Data entries:
>> START
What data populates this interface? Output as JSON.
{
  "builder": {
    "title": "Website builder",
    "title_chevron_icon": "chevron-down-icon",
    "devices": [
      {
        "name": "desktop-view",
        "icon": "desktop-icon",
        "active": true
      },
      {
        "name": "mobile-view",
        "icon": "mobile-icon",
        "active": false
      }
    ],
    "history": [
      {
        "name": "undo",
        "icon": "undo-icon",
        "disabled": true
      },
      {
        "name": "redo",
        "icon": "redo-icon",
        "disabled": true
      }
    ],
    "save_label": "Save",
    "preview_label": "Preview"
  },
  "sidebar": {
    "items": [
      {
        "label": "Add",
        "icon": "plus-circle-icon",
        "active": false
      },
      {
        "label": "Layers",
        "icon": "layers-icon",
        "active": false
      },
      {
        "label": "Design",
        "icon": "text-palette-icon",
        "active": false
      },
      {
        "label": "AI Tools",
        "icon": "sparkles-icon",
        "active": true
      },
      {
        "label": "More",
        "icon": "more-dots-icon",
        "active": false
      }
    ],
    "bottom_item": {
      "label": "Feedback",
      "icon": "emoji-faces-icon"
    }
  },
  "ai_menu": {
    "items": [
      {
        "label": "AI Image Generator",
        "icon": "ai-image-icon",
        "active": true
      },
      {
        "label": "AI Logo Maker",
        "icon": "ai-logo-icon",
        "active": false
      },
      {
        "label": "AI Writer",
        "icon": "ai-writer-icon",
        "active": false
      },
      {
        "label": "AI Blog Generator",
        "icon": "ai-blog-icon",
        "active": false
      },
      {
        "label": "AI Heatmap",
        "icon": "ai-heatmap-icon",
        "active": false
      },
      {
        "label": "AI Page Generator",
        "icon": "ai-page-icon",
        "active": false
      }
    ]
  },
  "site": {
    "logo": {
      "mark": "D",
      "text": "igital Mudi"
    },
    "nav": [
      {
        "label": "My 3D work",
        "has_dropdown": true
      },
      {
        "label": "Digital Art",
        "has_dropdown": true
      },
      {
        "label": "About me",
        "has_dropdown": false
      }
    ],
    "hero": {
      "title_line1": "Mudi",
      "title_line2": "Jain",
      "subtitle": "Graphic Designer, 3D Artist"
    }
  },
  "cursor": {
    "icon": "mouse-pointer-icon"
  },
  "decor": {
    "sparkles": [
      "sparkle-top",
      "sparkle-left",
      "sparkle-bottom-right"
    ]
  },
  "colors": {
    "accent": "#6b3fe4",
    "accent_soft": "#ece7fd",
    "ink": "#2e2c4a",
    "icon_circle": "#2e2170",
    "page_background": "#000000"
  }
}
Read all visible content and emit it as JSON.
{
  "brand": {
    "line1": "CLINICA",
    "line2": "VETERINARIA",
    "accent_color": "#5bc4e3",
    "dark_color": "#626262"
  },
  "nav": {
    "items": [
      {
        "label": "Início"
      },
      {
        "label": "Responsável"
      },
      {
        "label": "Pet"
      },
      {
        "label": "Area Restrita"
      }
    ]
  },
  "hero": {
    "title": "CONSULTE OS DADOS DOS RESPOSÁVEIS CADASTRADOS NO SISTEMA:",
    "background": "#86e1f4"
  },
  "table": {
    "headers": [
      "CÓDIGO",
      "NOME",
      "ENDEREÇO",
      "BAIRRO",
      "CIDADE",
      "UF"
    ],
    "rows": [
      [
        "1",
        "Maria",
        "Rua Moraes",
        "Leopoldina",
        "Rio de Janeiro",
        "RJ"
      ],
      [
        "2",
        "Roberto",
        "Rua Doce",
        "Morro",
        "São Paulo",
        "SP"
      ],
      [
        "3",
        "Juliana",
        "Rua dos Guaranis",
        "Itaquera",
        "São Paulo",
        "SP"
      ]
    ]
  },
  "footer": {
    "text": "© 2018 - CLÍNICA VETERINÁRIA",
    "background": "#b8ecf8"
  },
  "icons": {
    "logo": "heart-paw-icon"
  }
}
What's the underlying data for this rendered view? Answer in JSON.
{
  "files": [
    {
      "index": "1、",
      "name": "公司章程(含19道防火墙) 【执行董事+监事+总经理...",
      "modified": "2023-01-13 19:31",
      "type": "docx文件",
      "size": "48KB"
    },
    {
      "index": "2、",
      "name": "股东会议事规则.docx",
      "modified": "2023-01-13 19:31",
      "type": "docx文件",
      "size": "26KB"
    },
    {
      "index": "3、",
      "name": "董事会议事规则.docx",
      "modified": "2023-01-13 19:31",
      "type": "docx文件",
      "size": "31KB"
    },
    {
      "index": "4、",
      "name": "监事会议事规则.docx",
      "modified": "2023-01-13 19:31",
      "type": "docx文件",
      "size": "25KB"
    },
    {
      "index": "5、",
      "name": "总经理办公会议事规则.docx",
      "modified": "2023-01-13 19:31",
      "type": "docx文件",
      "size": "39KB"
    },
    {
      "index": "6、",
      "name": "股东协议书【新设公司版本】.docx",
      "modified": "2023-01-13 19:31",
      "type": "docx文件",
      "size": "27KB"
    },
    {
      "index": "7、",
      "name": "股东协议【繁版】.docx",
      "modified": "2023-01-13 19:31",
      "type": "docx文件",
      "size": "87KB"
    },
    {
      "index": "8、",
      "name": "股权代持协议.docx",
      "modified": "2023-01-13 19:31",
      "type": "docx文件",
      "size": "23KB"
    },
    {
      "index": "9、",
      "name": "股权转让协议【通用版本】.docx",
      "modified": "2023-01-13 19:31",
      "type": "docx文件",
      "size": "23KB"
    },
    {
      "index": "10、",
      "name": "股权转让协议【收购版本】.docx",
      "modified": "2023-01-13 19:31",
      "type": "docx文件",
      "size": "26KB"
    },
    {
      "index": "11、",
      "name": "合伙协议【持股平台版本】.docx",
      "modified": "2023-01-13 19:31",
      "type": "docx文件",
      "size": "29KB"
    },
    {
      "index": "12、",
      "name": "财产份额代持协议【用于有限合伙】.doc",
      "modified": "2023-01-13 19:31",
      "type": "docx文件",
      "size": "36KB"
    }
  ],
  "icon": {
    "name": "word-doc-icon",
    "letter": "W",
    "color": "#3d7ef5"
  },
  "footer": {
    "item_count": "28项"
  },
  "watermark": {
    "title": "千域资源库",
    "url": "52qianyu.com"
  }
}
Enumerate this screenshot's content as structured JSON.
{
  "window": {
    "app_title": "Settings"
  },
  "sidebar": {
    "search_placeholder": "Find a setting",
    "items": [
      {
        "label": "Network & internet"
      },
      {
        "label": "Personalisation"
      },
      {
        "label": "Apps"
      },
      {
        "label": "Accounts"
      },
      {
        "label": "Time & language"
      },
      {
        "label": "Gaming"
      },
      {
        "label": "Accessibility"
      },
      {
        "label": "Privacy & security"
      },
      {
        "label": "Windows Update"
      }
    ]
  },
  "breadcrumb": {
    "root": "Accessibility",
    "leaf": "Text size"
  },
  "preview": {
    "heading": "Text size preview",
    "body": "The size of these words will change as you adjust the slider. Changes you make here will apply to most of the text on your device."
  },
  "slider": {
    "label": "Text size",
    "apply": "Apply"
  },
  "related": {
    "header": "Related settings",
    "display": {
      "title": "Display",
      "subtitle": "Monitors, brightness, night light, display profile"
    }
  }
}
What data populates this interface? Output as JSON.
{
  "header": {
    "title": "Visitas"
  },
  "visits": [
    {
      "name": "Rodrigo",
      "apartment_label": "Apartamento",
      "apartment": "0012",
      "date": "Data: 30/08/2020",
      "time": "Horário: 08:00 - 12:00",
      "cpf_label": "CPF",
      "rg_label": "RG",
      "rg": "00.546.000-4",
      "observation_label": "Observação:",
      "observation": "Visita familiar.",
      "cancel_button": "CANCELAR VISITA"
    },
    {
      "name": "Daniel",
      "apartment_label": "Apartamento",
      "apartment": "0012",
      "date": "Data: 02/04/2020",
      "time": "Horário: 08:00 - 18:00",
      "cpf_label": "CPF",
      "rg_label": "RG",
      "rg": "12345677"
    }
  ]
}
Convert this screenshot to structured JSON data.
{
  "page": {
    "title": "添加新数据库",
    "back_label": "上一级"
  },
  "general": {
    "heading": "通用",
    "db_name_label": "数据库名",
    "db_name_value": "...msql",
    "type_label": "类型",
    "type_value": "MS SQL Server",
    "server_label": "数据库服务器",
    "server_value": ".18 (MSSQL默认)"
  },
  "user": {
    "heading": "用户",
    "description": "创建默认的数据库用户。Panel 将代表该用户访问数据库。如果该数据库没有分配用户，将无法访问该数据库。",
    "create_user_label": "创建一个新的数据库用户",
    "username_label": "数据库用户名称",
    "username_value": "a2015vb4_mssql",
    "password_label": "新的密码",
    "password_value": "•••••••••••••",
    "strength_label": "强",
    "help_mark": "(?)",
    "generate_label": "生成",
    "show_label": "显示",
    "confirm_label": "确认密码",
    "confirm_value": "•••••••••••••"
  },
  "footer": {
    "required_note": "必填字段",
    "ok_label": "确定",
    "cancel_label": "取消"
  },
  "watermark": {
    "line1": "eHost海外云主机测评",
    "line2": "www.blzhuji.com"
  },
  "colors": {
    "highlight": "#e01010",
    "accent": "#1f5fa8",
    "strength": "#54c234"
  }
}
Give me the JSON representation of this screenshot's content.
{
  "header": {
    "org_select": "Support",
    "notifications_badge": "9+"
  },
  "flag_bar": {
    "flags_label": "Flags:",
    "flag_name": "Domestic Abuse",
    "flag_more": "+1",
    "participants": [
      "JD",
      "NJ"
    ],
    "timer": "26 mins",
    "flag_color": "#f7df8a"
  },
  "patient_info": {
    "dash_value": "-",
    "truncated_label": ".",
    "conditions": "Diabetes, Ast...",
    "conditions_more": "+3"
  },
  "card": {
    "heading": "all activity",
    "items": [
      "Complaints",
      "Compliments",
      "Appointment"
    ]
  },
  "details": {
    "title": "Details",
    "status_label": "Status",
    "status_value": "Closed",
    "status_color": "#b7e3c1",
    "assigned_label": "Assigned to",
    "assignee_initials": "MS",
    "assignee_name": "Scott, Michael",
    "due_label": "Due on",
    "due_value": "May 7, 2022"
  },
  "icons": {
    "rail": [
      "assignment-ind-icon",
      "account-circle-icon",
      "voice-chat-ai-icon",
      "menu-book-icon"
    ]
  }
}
>> END
- **STATED PROBLEM**: Every line that holds the word "desktop" counts once; state the total number of such lines and nothing else.

- **ANSWER BELOW**: 2